### WRITTEN PROBLEM
Word for word, transcribe the lines from the one containing "Extract all readable text from this page." through the end of the entries, both included, and nothing else.

[Rows from a dataset]
------------------------------------------------------------

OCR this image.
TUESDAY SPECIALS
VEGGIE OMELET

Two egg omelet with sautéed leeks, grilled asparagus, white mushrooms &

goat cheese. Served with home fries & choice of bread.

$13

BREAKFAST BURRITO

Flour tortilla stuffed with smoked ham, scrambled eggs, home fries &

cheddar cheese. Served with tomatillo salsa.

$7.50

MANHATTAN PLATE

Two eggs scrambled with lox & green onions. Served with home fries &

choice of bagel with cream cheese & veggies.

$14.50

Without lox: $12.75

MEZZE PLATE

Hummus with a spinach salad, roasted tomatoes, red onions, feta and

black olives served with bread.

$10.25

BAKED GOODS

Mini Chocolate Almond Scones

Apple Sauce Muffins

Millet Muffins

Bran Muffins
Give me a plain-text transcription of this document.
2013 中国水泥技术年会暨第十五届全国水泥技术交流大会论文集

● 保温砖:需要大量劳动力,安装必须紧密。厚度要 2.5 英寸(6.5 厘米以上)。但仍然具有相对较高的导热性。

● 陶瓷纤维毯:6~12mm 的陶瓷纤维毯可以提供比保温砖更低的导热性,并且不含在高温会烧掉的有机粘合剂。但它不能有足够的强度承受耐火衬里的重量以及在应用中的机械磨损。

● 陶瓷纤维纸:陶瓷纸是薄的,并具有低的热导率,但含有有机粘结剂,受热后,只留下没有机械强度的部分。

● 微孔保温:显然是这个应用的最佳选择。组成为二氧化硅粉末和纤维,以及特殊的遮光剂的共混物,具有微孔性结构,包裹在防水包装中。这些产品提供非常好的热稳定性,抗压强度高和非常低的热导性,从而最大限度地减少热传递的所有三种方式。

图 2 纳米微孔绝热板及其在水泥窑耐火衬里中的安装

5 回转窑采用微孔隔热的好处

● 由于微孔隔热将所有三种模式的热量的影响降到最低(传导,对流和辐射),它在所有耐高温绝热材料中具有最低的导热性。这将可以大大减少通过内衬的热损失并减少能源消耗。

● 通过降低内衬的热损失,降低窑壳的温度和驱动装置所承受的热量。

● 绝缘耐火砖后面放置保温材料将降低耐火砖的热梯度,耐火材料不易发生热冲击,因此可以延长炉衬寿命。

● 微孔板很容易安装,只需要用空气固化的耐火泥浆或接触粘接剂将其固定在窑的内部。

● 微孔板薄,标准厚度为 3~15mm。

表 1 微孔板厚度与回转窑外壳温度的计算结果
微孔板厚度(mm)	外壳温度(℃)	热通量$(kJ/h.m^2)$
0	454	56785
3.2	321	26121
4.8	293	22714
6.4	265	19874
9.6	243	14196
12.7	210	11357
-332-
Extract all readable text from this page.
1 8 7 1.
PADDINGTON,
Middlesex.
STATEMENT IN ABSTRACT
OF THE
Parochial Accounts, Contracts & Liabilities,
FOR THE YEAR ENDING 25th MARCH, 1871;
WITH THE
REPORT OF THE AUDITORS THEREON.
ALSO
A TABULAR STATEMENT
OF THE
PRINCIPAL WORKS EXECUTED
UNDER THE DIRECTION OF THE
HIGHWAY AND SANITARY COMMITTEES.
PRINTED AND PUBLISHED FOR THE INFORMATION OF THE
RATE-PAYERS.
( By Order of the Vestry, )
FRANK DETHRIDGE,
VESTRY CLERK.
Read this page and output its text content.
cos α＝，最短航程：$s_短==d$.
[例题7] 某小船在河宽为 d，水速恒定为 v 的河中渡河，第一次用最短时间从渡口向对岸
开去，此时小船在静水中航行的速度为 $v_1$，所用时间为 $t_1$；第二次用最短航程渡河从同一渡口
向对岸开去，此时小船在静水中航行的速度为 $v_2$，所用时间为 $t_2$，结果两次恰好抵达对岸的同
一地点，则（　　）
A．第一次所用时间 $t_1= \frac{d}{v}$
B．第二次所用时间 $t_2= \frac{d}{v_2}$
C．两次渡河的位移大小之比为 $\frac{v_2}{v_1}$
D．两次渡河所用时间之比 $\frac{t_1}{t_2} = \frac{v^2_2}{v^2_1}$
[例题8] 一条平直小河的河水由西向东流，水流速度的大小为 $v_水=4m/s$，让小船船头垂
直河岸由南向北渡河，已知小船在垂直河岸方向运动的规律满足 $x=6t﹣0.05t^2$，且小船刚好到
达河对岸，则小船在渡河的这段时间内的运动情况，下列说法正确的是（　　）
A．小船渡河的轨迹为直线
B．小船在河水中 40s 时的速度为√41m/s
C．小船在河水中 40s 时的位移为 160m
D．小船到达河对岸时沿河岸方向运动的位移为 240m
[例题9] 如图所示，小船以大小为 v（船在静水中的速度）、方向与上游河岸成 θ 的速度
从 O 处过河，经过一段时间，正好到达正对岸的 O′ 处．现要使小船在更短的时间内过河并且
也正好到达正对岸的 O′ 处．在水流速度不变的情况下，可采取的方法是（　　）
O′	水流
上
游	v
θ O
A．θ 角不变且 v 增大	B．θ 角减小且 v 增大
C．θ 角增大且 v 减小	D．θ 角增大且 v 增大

------------------------------------------------------------

### SOLUTION
Extract all readable text from this page.
1 8 7 1.
PADDINGTON,
Middlesex.
STATEMENT IN ABSTRACT
OF THE
Parochial Accounts, Contracts & Liabilities,
FOR THE YEAR ENDING 25th MARCH, 1871;
WITH THE
REPORT OF THE AUDITORS THEREON.
ALSO
A TABULAR STATEMENT
OF THE
PRINCIPAL WORKS EXECUTED
UNDER THE DIRECTION OF THE
HIGHWAY AND SANITARY COMMITTEES.
PRINTED AND PUBLISHED FOR THE INFORMATION OF THE
RATE-PAYERS.
( By Order of the Vestry, )
FRANK DETHRIDGE,
VESTRY CLERK.
Read this page and output its text content.
cos α＝，最短航程：$s_短==d$.
[例题7] 某小船在河宽为 d，水速恒定为 v 的河中渡河，第一次用最短时间从渡口向对岸
开去，此时小船在静水中航行的速度为 $v_1$，所用时间为 $t_1$；第二次用最短航程渡河从同一渡口
向对岸开去，此时小船在静水中航行的速度为 $v_2$，所用时间为 $t_2$，结果两次恰好抵达对岸的同
一地点，则（　　）
A．第一次所用时间 $t_1= \frac{d}{v}$
B．第二次所用时间 $t_2= \frac{d}{v_2}$
C．两次渡河的位移大小之比为 $\frac{v_2}{v_1}$
D．两次渡河所用时间之比 $\frac{t_1}{t_2} = \frac{v^2_2}{v^2_1}$
[例题8] 一条平直小河的河水由西向东流，水流速度的大小为 $v_水=4m/s$，让小船船头垂
直河岸由南向北渡河，已知小船在垂直河岸方向运动的规律满足 $x=6t﹣0.05t^2$，且小船刚好到
达河对岸，则小船在渡河的这段时间内的运动情况，下列说法正确的是（　　）
A．小船渡河的轨迹为直线
B．小船在河水中 40s 时的速度为√41m/s
C．小船在河水中 40s 时的位移为 160m
D．小船到达河对岸时沿河岸方向运动的位移为 240m
[例题9] 如图所示，小船以大小为 v（船在静水中的速度）、方向与上游河岸成 θ 的速度
从 O 处过河，经过一段时间，正好到达正对岸的 O′ 处．现要使小船在更短的时间内过河并且
也正好到达正对岸的 O′ 处．在水流速度不变的情况下，可采取的方法是（　　）
O′	水流
上
游	v
θ O
A．θ 角不变且 v 增大	B．θ 角减小且 v 增大
C．θ 角增大且 v 减小	D．θ 角增大且 v 增大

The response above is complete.